TASK TO COMPLETE:
Transcribe the listing exactly, leaving out every picture.

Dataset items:
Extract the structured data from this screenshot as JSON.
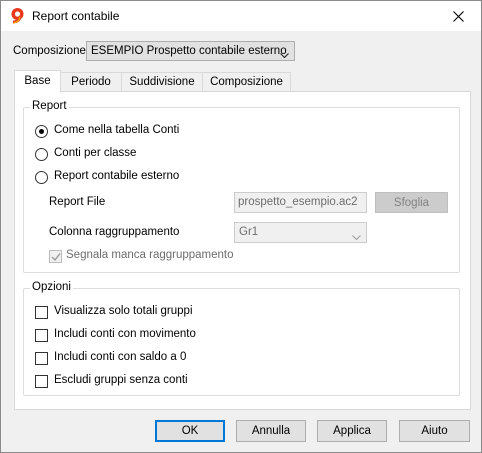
{
  "window": {
    "title": "Report contabile",
    "app_icon": "banana-nine-icon",
    "close_icon": "close-icon"
  },
  "composizione": {
    "label": "Composizione:",
    "selected": "ESEMPIO Prospetto contabile esterno",
    "icon": "chevron-down-icon"
  },
  "tabs": [
    {
      "label": "Base",
      "selected": true
    },
    {
      "label": "Periodo",
      "selected": false
    },
    {
      "label": "Suddivisione",
      "selected": false
    },
    {
      "label": "Composizione",
      "selected": false
    }
  ],
  "report_group": {
    "title": "Report",
    "options": [
      {
        "label": "Come nella tabella Conti",
        "checked": true
      },
      {
        "label": "Conti per classe",
        "checked": false
      },
      {
        "label": "Report contabile esterno",
        "checked": false
      }
    ],
    "report_file": {
      "label": "Report File",
      "value": "prospetto_esempio.ac2",
      "browse_label": "Sfoglia"
    },
    "colonna": {
      "label": "Colonna raggruppamento",
      "selected": "Gr1"
    },
    "segnala": {
      "label": "Segnala manca raggruppamento",
      "checked": true,
      "disabled": true
    }
  },
  "opzioni_group": {
    "title": "Opzioni",
    "checkboxes": [
      {
        "label": "Visualizza solo totali gruppi",
        "checked": false
      },
      {
        "label": "Includi conti con movimento",
        "checked": false
      },
      {
        "label": "Includi conti con saldo a 0",
        "checked": false
      },
      {
        "label": "Escludi gruppi senza conti",
        "checked": false
      }
    ]
  },
  "buttons": {
    "ok": "OK",
    "cancel": "Annulla",
    "apply": "Applica",
    "help": "Aiuto"
  }
}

RESPONSE:
Extract the structured data from this screenshot as JSON.
{
  "window": {
    "title": "Report contabile",
    "app_icon": "banana-nine-icon",
    "close_icon": "close-icon"
  },
  "composizione": {
    "label": "Composizione:",
    "selected": "ESEMPIO Prospetto contabile esterno",
    "icon": "chevron-down-icon"
  },
  "tabs": [
    {
      "label": "Base",
      "selected": true
    },
    {
      "label": "Periodo",
      "selected": false
    },
    {
      "label": "Suddivisione",
      "selected": false
    },
    {
      "label": "Composizione",
      "selected": false
    }
  ],
  "report_group": {
    "title": "Report",
    "options": [
      {
        "label": "Come nella tabella Conti",
        "checked": true
      },
      {
        "label": "Conti per classe",
        "checked": false
      },
      {
        "label": "Report contabile esterno",
        "checked": false
      }
    ],
    "report_file": {
      "label": "Report File",
      "value": "prospetto_esempio.ac2",
      "browse_label": "Sfoglia"
    },
    "colonna": {
      "label": "Colonna raggruppamento",
      "selected": "Gr1"
    },
    "segnala": {
      "label": "Segnala manca raggruppamento",
      "checked": true,
      "disabled": true
    }
  },
  "opzioni_group": {
    "title": "Opzioni",
    "checkboxes": [
      {
        "label": "Visualizza solo totali gruppi",
        "checked": false
      },
      {
        "label": "Includi conti con movimento",
        "checked": false
      },
      {
        "label": "Includi conti con saldo a 0",
        "checked": false
      },
      {
        "label": "Escludi gruppi senza conti",
        "checked": false
      }
    ]
  },
  "buttons": {
    "ok": "OK",
    "cancel": "Annulla",
    "apply": "Applica",
    "help": "Aiuto"
  }
}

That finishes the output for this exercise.